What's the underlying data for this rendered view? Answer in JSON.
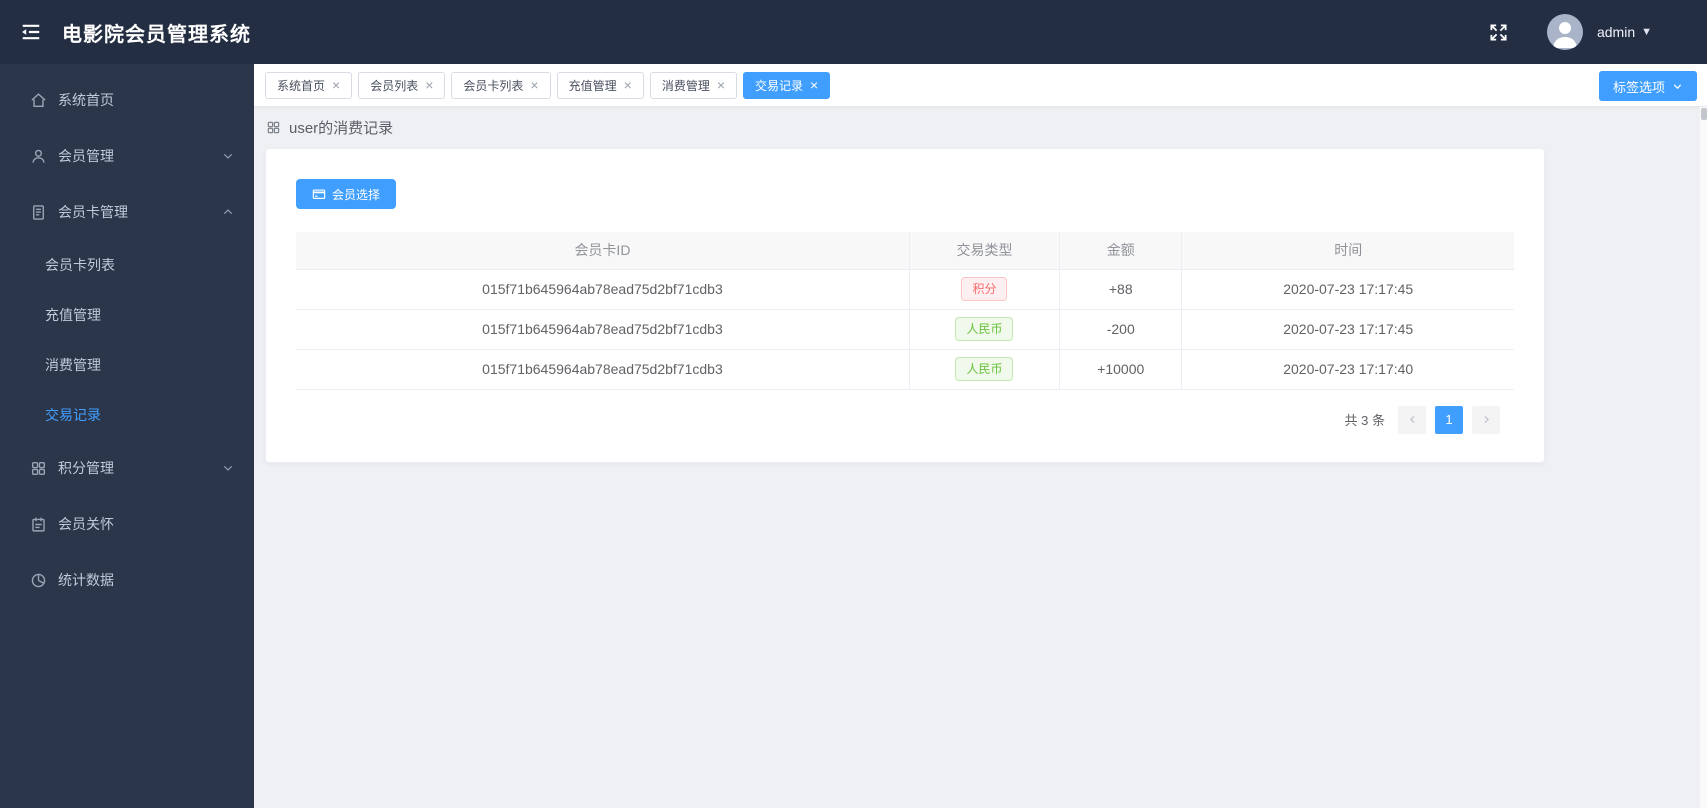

════════════════

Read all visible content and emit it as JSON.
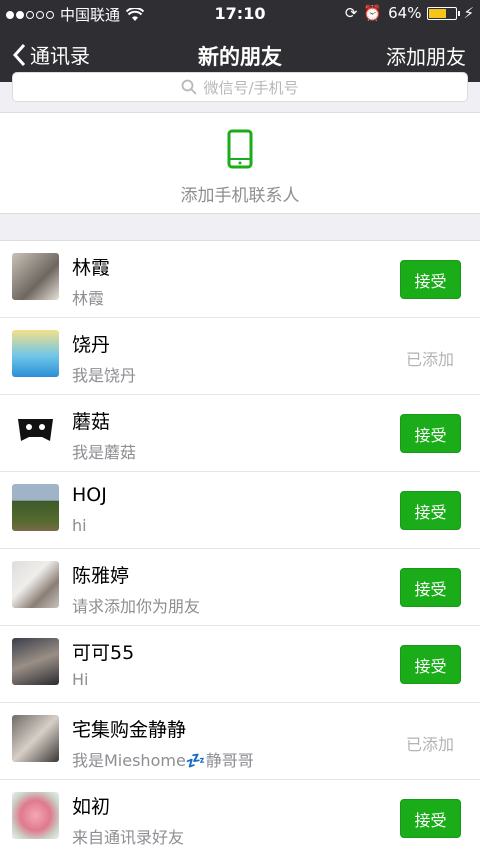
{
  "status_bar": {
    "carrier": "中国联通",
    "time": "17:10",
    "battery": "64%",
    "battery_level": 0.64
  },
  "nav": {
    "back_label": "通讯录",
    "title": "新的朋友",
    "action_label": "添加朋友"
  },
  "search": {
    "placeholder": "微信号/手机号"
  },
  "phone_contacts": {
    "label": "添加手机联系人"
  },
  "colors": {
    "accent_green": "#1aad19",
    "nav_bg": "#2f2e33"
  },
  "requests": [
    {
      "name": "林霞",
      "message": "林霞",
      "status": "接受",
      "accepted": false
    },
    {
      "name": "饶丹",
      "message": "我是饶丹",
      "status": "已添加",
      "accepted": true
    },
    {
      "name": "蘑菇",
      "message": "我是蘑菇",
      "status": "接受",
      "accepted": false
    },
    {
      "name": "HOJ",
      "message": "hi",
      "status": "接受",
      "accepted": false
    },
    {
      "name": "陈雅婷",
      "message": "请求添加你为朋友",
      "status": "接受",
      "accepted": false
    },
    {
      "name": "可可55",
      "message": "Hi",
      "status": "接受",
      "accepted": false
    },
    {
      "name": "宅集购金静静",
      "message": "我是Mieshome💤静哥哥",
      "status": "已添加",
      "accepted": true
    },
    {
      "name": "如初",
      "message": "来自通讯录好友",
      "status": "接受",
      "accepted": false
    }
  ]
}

════════════════

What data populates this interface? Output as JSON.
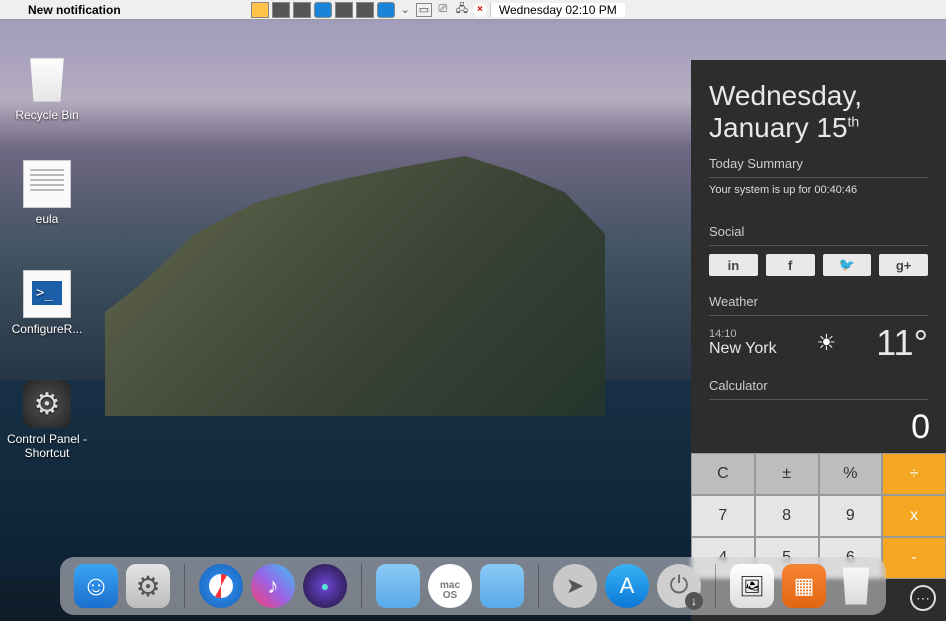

════════════════

Stated problem:
In the material above, find the lines that contain "What" and show them.

The result:
What's the underlying data for this rendered view? Answer in JSON.
What data populates this interface? Output as JSON.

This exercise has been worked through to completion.